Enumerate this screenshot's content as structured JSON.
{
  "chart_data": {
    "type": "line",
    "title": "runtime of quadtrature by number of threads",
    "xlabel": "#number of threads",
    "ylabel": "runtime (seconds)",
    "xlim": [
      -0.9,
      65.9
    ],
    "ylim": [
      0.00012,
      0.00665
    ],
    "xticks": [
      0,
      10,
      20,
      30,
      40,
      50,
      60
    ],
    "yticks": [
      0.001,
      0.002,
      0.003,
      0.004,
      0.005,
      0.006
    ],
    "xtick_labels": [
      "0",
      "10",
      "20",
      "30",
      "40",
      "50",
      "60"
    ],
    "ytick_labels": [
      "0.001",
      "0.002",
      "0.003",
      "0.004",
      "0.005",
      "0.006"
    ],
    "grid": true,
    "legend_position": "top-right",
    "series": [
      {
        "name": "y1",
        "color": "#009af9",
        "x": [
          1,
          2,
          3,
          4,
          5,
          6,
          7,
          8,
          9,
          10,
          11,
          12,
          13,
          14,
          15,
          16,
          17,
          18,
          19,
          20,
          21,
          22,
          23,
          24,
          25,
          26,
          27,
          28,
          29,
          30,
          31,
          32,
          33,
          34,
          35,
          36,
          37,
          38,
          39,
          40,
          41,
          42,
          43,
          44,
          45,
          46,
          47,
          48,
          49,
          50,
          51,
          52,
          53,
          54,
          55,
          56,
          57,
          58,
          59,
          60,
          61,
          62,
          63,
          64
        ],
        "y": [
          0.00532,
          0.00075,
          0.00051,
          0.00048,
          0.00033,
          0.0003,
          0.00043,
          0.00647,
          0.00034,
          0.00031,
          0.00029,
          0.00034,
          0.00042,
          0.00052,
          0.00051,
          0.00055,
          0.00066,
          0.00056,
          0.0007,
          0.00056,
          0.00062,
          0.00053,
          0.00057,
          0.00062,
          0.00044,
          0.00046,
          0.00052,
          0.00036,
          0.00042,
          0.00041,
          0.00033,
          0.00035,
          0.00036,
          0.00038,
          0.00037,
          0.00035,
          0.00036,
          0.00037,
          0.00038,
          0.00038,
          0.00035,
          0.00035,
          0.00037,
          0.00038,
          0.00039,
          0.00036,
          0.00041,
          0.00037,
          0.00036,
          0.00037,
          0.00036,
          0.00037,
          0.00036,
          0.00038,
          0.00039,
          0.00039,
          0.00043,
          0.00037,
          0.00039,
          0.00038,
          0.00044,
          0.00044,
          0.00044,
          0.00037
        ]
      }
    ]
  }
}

--- --- ---

◆ **Your objective**
Copy out the material word for word and line for line.

◆ **Written solution**
Enumerate this screenshot's content as structured JSON.
{
  "chart_data": {
    "type": "line",
    "title": "runtime of quadtrature by number of threads",
    "xlabel": "#number of threads",
    "ylabel": "runtime (seconds)",
    "xlim": [
      -0.9,
      65.9
    ],
    "ylim": [
      0.00012,
      0.00665
    ],
    "xticks": [
      0,
      10,
      20,
      30,
      40,
      50,
      60
    ],
    "yticks": [
      0.001,
      0.002,
      0.003,
      0.004,
      0.005,
      0.006
    ],
    "xtick_labels": [
      "0",
      "10",
      "20",
      "30",
      "40",
      "50",
      "60"
    ],
    "ytick_labels": [
      "0.001",
      "0.002",
      "0.003",
      "0.004",
      "0.005",
      "0.006"
    ],
    "grid": true,
    "legend_position": "top-right",
    "series": [
      {
        "name": "y1",
        "color": "#009af9",
        "x": [
          1,
          2,
          3,
          4,
          5,
          6,
          7,
          8,
          9,
          10,
          11,
          12,
          13,
          14,
          15,
          16,
          17,
          18,
          19,
          20,
          21,
          22,
          23,
          24,
          25,
          26,
          27,
          28,
          29,
          30,
          31,
          32,
          33,
          34,
          35,
          36,
          37,
          38,
          39,
          40,
          41,
          42,
          43,
          44,
          45,
          46,
          47,
          48,
          49,
          50,
          51,
          52,
          53,
          54,
          55,
          56,
          57,
          58,
          59,
          60,
          61,
          62,
          63,
          64
        ],
        "y": [
          0.00532,
          0.00075,
          0.00051,
          0.00048,
          0.00033,
          0.0003,
          0.00043,
          0.00647,
          0.00034,
          0.00031,
          0.00029,
          0.00034,
          0.00042,
          0.00052,
          0.00051,
          0.00055,
          0.00066,
          0.00056,
          0.0007,
          0.00056,
          0.00062,
          0.00053,
          0.00057,
          0.00062,
          0.00044,
          0.00046,
          0.00052,
          0.00036,
          0.00042,
          0.00041,
          0.00033,
          0.00035,
          0.00036,
          0.00038,
          0.00037,
          0.00035,
          0.00036,
          0.00037,
          0.00038,
          0.00038,
          0.00035,
          0.00035,
          0.00037,
          0.00038,
          0.00039,
          0.00036,
          0.00041,
          0.00037,
          0.00036,
          0.00037,
          0.00036,
          0.00037,
          0.00036,
          0.00038,
          0.00039,
          0.00039,
          0.00043,
          0.00037,
          0.00039,
          0.00038,
          0.00044,
          0.00044,
          0.00044,
          0.00037
        ]
      }
    ]
  }
}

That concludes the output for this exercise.